Work to do: Look through the records below, and copy out every line that holds the string "distortion".

== Data to process

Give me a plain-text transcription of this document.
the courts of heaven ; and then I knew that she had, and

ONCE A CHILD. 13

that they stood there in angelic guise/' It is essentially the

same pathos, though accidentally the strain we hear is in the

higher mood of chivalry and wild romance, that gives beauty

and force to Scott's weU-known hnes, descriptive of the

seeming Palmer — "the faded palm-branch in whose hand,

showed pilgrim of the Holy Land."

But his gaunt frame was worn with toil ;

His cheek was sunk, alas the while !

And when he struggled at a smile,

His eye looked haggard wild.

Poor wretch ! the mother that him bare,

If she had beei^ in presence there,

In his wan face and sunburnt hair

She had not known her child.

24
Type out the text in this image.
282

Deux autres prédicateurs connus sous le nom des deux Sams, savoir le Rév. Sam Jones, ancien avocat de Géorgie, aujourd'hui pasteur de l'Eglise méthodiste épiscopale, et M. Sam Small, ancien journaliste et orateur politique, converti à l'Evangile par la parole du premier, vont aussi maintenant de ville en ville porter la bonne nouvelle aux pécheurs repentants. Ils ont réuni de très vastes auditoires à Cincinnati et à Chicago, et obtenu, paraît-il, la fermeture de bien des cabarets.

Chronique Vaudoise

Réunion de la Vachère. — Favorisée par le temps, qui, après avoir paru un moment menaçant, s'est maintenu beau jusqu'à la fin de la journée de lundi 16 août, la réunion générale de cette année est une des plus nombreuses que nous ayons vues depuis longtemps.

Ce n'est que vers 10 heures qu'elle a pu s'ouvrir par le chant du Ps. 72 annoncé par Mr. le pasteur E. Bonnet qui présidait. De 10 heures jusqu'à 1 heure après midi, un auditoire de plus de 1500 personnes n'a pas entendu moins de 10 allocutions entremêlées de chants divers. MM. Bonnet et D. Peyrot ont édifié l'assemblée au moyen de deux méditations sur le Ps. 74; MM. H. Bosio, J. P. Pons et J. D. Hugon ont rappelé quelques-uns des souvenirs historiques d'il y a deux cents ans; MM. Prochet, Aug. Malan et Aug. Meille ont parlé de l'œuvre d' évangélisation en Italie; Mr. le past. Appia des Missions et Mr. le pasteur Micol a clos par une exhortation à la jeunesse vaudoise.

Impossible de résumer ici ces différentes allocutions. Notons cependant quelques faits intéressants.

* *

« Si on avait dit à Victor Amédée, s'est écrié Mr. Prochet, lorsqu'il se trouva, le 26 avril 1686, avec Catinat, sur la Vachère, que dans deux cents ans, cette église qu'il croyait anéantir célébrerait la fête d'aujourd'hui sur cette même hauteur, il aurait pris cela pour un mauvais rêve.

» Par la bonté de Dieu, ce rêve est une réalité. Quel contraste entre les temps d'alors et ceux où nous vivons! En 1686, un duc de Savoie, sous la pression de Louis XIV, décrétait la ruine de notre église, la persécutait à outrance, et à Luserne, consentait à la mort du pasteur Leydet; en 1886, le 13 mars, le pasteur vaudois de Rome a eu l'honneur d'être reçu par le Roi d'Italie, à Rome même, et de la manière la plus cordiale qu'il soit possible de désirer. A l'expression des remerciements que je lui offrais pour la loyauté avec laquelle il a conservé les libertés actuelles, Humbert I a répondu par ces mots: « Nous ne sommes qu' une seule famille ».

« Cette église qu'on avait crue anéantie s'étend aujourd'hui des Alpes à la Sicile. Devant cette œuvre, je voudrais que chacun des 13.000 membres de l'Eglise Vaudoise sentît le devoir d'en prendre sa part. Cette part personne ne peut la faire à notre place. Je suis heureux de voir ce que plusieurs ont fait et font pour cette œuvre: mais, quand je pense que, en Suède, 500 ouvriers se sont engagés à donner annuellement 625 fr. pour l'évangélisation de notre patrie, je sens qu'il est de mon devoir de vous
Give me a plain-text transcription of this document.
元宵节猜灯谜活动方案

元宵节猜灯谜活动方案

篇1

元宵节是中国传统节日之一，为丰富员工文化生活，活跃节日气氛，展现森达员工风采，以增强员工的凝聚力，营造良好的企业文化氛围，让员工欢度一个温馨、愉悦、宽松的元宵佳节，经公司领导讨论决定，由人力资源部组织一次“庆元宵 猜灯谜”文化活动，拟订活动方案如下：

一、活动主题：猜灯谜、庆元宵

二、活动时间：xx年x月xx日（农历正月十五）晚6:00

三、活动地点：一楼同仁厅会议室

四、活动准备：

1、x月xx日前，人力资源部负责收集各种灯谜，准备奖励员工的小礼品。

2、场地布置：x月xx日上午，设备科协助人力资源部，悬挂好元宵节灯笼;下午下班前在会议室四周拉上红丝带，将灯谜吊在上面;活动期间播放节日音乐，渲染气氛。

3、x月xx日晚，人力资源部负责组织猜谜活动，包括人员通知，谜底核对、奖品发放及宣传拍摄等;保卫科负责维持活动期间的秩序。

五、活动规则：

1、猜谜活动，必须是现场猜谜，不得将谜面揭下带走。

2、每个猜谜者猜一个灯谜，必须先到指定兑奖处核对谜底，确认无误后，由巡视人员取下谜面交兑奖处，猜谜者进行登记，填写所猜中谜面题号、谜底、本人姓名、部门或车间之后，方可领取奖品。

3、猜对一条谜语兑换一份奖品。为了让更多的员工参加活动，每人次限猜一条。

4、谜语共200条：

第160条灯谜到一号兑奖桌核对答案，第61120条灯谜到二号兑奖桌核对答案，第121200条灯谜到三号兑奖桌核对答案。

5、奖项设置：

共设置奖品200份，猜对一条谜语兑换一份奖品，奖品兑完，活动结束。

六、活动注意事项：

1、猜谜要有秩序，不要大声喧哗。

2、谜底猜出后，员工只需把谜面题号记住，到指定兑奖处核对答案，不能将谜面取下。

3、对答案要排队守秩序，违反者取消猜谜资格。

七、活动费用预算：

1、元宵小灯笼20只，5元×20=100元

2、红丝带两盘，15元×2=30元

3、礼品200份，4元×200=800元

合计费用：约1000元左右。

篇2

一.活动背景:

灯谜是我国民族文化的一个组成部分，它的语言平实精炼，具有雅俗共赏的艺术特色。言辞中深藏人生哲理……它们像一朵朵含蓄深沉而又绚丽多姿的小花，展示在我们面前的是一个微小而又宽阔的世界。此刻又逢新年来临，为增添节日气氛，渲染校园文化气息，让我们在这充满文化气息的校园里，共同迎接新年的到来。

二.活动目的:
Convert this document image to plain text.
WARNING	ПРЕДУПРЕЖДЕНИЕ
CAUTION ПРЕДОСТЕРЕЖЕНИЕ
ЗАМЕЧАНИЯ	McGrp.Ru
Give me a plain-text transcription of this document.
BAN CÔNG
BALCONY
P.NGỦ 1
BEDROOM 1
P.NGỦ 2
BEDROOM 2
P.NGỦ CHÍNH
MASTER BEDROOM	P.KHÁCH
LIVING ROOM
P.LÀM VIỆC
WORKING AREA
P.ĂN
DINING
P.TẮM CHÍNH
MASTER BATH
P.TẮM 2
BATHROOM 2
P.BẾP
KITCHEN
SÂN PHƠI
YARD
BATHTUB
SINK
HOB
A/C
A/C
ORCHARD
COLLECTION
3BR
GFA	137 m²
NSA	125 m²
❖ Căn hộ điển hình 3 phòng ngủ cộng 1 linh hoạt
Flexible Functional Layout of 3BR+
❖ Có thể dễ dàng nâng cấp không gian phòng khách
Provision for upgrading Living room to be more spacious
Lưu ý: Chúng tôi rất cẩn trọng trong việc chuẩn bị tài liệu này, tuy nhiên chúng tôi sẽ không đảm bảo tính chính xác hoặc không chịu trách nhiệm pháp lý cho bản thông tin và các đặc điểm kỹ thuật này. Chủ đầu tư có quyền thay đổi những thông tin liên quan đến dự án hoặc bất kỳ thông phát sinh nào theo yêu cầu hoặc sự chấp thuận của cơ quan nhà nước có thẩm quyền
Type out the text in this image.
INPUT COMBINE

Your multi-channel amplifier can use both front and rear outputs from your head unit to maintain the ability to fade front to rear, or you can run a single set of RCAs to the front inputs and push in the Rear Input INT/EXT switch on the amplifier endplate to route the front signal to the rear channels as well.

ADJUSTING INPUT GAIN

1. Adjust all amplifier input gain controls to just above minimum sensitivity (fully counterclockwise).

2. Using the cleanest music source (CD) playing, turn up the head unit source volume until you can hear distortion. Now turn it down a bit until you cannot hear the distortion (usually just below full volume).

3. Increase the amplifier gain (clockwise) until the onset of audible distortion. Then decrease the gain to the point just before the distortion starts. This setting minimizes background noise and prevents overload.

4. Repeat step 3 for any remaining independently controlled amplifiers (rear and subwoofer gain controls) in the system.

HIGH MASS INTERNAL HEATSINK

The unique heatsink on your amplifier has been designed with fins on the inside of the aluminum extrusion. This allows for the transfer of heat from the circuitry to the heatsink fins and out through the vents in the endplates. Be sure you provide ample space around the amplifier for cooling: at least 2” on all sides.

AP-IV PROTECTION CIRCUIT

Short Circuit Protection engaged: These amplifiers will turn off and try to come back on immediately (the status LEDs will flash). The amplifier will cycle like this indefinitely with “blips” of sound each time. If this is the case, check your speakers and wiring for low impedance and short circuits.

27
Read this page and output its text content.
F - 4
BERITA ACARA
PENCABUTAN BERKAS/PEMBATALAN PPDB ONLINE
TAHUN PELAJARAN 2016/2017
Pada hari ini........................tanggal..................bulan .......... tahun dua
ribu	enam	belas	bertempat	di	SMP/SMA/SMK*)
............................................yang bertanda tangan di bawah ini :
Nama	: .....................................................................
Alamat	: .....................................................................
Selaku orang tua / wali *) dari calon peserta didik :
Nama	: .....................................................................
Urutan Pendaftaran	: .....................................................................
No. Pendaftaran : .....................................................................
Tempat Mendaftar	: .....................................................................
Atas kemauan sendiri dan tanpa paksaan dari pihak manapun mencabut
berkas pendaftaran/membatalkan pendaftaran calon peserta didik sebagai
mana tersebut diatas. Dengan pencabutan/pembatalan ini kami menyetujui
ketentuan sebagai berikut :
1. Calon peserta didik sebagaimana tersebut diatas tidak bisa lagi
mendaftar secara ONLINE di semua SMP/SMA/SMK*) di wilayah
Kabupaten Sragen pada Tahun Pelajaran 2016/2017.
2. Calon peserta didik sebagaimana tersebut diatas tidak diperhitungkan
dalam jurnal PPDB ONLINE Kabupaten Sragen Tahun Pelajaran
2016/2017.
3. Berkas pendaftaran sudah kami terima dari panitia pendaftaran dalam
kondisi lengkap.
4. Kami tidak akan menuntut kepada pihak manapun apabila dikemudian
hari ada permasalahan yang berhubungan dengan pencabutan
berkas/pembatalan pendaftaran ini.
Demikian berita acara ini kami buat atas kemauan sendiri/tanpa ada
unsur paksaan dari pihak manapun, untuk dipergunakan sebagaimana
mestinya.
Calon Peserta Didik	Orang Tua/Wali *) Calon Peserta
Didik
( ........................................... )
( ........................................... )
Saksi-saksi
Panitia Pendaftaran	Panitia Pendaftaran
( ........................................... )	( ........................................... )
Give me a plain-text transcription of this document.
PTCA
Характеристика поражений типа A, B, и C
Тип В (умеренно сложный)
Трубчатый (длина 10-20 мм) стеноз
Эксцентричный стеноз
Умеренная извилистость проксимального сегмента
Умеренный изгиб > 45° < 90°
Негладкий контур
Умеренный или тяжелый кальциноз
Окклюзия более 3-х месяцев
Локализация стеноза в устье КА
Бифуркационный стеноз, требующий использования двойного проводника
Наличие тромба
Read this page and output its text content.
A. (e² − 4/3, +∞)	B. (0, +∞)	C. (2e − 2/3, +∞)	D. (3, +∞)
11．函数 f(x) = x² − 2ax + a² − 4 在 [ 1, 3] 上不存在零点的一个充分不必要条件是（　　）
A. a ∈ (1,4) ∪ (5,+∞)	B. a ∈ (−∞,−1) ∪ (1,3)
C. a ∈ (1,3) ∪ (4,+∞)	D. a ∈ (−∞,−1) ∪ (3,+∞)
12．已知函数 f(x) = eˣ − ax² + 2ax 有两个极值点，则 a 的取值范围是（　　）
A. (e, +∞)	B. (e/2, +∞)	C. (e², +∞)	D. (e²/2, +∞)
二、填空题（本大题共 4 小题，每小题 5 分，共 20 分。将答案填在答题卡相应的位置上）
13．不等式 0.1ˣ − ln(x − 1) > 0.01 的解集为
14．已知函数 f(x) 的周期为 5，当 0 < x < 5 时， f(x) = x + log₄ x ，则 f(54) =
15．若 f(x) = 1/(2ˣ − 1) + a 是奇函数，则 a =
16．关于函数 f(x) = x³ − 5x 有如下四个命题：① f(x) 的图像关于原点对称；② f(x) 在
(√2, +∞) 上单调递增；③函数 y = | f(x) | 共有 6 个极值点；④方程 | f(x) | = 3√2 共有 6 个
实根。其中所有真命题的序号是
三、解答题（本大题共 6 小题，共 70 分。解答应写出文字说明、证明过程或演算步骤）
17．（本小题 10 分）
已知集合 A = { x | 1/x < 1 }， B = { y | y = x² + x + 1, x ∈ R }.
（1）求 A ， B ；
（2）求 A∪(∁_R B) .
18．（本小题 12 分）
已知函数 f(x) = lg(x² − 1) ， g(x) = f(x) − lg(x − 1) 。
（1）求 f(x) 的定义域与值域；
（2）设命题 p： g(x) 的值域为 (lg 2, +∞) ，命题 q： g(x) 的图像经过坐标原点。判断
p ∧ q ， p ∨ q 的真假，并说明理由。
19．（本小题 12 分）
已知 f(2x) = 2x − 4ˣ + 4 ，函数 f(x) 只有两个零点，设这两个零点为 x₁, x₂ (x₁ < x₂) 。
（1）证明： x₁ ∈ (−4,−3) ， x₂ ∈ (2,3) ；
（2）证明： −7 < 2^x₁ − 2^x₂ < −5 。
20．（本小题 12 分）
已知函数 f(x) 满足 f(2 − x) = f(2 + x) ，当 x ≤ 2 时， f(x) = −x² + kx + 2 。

====

Full output:
2. Using the cleanest music source (CD) playing, turn up the head unit source volume until you can hear distortion. Now turn it down a bit until you cannot hear the distortion (usually just below full volume).
3. Increase the amplifier gain (clockwise) until the onset of audible distortion. Then decrease the gain to the point just before the distortion starts. This setting minimizes background noise and prevents overload.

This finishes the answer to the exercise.